Instructions to follow:
The required result is each line of the entries below containing the string "using".

[[ Records shown open ]]

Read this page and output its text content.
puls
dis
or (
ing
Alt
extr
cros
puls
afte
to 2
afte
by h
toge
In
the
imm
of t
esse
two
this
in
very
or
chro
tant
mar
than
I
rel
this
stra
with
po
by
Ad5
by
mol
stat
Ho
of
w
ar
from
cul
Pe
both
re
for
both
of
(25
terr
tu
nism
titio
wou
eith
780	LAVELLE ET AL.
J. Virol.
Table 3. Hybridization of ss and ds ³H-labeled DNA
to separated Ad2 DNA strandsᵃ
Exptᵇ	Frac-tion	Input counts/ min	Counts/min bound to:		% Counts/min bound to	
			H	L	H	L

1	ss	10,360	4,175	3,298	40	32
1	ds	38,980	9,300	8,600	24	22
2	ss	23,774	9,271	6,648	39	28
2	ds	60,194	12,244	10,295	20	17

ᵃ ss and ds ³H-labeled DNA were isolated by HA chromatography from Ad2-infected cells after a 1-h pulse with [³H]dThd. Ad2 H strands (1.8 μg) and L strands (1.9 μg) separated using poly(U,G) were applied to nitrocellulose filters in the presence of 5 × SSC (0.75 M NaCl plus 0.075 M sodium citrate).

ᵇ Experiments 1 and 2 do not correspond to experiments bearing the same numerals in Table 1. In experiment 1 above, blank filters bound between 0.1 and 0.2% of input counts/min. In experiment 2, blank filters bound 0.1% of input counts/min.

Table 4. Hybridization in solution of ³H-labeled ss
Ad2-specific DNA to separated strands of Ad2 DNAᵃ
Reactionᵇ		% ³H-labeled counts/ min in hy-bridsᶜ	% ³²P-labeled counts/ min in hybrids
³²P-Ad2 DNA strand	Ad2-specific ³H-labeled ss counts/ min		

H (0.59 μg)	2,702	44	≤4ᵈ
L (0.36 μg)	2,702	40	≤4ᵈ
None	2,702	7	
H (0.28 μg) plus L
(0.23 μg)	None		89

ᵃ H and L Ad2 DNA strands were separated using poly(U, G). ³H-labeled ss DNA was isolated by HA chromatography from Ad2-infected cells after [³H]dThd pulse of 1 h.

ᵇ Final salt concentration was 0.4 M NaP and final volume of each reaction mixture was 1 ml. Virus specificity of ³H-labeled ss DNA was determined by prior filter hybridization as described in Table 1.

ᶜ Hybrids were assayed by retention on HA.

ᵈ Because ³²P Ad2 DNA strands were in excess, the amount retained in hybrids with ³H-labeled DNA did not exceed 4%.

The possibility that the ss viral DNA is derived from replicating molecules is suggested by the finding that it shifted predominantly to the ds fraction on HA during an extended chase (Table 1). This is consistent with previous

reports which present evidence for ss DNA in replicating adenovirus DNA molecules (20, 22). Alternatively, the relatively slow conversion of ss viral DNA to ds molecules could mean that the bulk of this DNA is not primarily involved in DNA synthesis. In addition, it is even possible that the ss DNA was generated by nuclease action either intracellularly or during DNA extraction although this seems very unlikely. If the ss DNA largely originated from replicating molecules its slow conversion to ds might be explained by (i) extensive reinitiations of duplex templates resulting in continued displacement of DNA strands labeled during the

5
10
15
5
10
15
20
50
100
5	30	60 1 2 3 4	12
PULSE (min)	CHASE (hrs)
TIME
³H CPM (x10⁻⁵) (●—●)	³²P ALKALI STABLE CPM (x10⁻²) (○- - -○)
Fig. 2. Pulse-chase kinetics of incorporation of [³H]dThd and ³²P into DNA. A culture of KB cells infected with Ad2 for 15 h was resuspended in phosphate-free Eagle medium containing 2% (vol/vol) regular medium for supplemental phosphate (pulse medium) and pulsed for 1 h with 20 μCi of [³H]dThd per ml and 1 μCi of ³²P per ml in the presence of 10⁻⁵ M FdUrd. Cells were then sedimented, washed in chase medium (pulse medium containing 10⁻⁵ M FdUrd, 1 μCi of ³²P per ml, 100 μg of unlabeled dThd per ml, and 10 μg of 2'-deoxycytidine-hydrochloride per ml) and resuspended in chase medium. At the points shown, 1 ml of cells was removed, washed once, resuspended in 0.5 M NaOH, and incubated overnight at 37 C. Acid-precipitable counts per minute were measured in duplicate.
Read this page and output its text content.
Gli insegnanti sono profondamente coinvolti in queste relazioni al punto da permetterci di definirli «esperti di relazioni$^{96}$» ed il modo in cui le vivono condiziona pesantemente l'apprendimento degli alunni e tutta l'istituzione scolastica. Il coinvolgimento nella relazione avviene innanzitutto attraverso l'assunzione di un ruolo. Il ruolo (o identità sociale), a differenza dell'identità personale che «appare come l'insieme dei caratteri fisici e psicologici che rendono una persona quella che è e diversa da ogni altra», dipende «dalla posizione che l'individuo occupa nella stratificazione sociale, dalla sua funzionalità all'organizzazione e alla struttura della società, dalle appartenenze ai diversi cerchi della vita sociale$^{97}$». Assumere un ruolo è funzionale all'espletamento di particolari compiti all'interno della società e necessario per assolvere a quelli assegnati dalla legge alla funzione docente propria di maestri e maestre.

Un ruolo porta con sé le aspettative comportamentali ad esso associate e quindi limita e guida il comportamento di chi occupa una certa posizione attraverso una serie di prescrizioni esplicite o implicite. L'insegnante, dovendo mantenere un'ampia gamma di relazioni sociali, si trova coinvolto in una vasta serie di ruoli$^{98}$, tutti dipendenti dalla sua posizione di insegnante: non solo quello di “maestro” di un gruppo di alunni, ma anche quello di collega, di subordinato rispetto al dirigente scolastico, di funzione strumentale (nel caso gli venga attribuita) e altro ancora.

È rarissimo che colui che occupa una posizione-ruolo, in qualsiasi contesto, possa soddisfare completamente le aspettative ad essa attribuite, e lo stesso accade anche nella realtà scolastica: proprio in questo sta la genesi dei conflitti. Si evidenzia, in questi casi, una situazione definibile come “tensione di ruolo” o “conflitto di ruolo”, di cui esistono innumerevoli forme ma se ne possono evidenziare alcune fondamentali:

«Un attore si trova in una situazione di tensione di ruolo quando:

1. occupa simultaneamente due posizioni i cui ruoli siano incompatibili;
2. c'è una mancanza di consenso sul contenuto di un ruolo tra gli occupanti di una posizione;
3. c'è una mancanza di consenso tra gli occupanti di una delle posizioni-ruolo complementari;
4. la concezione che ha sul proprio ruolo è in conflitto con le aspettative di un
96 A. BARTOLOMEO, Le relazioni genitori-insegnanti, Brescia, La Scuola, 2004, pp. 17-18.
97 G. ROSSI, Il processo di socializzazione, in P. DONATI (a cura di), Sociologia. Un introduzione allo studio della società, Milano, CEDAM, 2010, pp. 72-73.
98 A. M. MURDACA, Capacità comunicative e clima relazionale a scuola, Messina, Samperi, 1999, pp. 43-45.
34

[[ Records shown closed ]]

Response to this exercise:
ᵃ ss and ds ³H-labeled DNA were isolated by HA chromatography from Ad2-infected cells after a 1-h pulse with [³H]dThd. Ad2 H strands (1.8 μg) and L strands (1.9 μg) separated using poly(U,G) were applied to nitrocellulose filters in the presence of 5 × SSC (0.75 M NaCl plus 0.075 M sodium citrate).
ᵃ H and L Ad2 DNA strands were separated using poly(U, G). ³H-labeled ss DNA was isolated by HA chromatography from Ad2-infected cells after [³H]dThd pulse of 1 h.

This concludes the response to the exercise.